**INSTRUCTIONS FOR THE TASK:** Search the material below for the word "ـــا". Copy every line that has it.
================
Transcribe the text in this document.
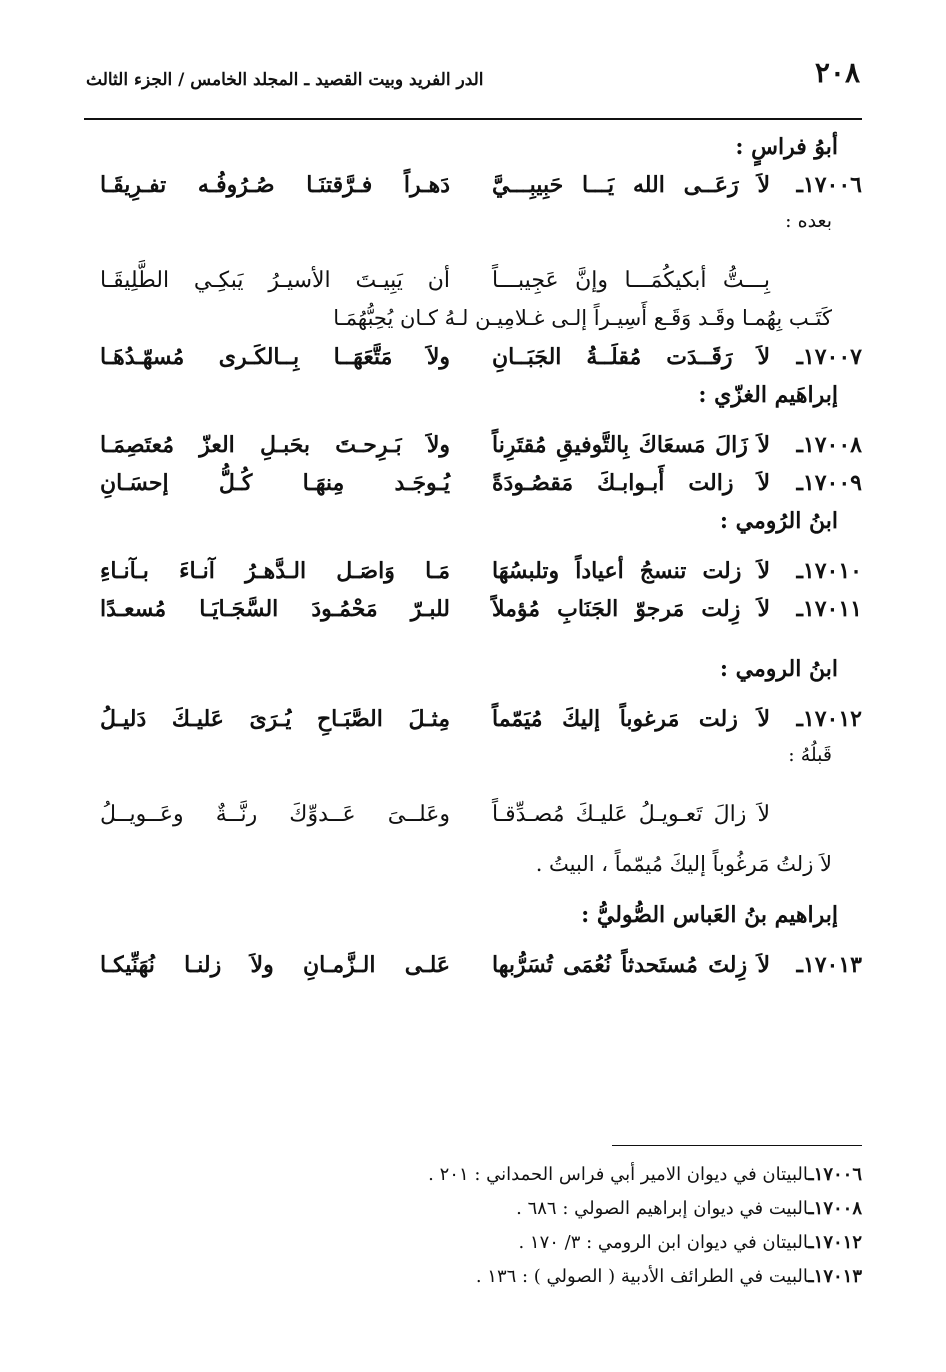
٢٠٨
الدر الفريد وبيت القصيد ـ المجلد الخامس / الجزء الثالث
أبوُ فراسٍ :
١٧٠٠٦ـ
لاَ رَعَــى الله يَـــا حَبِيبِـــيَّ
دَهـراً فـرَّقتنَـا صُـرُوفُـه تفـرِيقَـا
بعده :
بِـــتُّ أبكيكُمَـــا وإنَّ عَجِيبـــاً
أن يَبِيـتَ الأسيـرُ يَبكِـي الطَّلِيقَـا
كَتَـب بِهُمـا وقَـد وَقَـع أَسِيـراً إلـى غـلامِيـن لـهُ كـان يُحِبُّهُمَـا
١٧٠٠٧ـ
لاَ رَقَــدَت مُقلَــةُ الجَبَــانِ
ولاَ مَتَّعَهَــا بِــالكَـرى مُسهّـدُهَـا
إبراهَيم الغزّي :
١٧٠٠٨ـ
لاَ زَالَ مَسعَاكَ بِالتَّوفيقِ مُقتَرِناً
ولاَ بَـرِحـتَ بحَبـلِ العزّ مُعتَصِمَـا
١٧٠٠٩ـ
لاَ زالت أَبـوابـكَ مَقصُـودَةً
يُـوجَـد مِنهَـا كُـلُّ إحسَـانِ
ابنُ الرُومي :
١٧٠١٠ـ
لاَ زلت تنسجُ أعياداً وتلبسُهَا
مَـا وَاصَـل الـدَّهـرُ آنـاءَ بـآنـاءِ
١٧٠١١ـ
لاَ زِلت مَرجوّ الجَنَابِ مُؤملاً
للبـرّ مَحْمُـودَ السَّجَـايَـا مُسعـدًا
ابنُ الرومي :
١٧٠١٢ـ
لاَ زلت مَرغوباً إليكَ مُيَمّماً
مِثـلَ الصَّبَـاحِ يُـرَىَ عَليـكَ دَليـلُ
قَبلُهُ :
لاَ زالَ تَعـويـلُ عَليـكَ مُصـدِّقـاً
وعَلــىَ عَــدوِّكَ رنَّــةٌ وعَــويــلُ
لاَ زلتُ مَرغُوباً إليكَ مُيمّماً ، البيتُ .
إبراهيم بنُ العَباس الصُّوليُّ :
١٧٠١٣ـ
لاَ زِلتَ مُستَحدثاً نُعُمَى تُسَرُّبها
عَلـى الـزَّمـانِ ولاَ زلنـا نُهَنِّيكـا
١٧٠٠٦ـالبيتان في ديوان الامير أبي فراس الحمداني : ٢٠١ .
١٧٠٠٨ـالبيت في ديوان إبراهيم الصولي : ٦٨٦ .
١٧٠١٢ـالبيتان في ديوان ابن الرومي : ٣/ ١٧٠ .
١٧٠١٣ـالبيت في الطرائف الأدبية ( الصولي ) : ١٣٦ .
================
**RESPONSE TO THIS TASK:**
لاَ رَعَــى الله يَـــا حَبِيبِـــيَّ
بِـــتُّ أبكيكُمَـــا وإنَّ عَجِيبـــاً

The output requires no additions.